> **Problem to solve**:
Retype the listing that follows, exactly as written.

> **Task input**:
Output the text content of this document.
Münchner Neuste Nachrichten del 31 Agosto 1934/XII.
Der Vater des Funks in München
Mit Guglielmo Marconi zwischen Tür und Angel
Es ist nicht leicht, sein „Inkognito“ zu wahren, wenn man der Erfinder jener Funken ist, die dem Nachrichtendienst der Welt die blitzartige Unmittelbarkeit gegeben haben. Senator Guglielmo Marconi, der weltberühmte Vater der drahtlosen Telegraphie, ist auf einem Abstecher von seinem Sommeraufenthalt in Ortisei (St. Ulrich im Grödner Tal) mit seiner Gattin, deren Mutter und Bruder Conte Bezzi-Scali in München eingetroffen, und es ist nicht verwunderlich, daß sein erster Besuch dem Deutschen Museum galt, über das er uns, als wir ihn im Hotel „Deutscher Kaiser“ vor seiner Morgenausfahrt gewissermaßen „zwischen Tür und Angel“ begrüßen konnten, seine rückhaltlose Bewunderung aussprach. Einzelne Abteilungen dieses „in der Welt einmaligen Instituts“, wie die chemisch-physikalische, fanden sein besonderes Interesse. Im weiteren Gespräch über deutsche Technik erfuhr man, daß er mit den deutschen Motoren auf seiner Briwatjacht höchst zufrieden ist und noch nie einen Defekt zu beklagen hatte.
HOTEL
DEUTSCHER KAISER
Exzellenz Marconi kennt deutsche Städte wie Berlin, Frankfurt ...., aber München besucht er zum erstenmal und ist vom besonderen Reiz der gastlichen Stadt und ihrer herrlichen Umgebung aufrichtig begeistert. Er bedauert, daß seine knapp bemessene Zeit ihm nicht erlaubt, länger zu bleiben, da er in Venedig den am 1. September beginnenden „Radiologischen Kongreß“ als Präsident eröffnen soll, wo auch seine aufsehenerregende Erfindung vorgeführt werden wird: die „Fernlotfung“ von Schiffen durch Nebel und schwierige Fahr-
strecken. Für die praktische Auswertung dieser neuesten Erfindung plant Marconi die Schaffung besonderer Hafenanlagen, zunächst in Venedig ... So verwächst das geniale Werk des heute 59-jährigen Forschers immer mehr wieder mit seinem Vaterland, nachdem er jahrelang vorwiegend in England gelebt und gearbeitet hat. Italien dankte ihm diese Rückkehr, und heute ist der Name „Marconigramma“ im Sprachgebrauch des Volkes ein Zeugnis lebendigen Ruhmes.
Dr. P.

> **Worked answer**:
Output the text content of this document.
Münchner Neuste Nachrichten del 31 Agosto 1934/XII.
Der Vater des Funks in München
Mit Guglielmo Marconi zwischen Tür und Angel
Es ist nicht leicht, sein „Inkognito“ zu wahren, wenn man der Erfinder jener Funken ist, die dem Nachrichtendienst der Welt die blitzartige Unmittelbarkeit gegeben haben. Senator Guglielmo Marconi, der weltberühmte Vater der drahtlosen Telegraphie, ist auf einem Abstecher von seinem Sommeraufenthalt in Ortisei (St. Ulrich im Grödner Tal) mit seiner Gattin, deren Mutter und Bruder Conte Bezzi-Scali in München eingetroffen, und es ist nicht verwunderlich, daß sein erster Besuch dem Deutschen Museum galt, über das er uns, als wir ihn im Hotel „Deutscher Kaiser“ vor seiner Morgenausfahrt gewissermaßen „zwischen Tür und Angel“ begrüßen konnten, seine rückhaltlose Bewunderung aussprach. Einzelne Abteilungen dieses „in der Welt einmaligen Instituts“, wie die chemisch-physikalische, fanden sein besonderes Interesse. Im weiteren Gespräch über deutsche Technik erfuhr man, daß er mit den deutschen Motoren auf seiner Briwatjacht höchst zufrieden ist und noch nie einen Defekt zu beklagen hatte.
HOTEL
DEUTSCHER KAISER
Exzellenz Marconi kennt deutsche Städte wie Berlin, Frankfurt ...., aber München besucht er zum erstenmal und ist vom besonderen Reiz der gastlichen Stadt und ihrer herrlichen Umgebung aufrichtig begeistert. Er bedauert, daß seine knapp bemessene Zeit ihm nicht erlaubt, länger zu bleiben, da er in Venedig den am 1. September beginnenden „Radiologischen Kongreß“ als Präsident eröffnen soll, wo auch seine aufsehenerregende Erfindung vorgeführt werden wird: die „Fernlotfung“ von Schiffen durch Nebel und schwierige Fahr-
strecken. Für die praktische Auswertung dieser neuesten Erfindung plant Marconi die Schaffung besonderer Hafenanlagen, zunächst in Venedig ... So verwächst das geniale Werk des heute 59-jährigen Forschers immer mehr wieder mit seinem Vaterland, nachdem er jahrelang vorwiegend in England gelebt und gearbeitet hat. Italien dankte ihm diese Rückkehr, und heute ist der Name „Marconigramma“ im Sprachgebrauch des Volkes ein Zeugnis lebendigen Ruhmes.
Dr. P.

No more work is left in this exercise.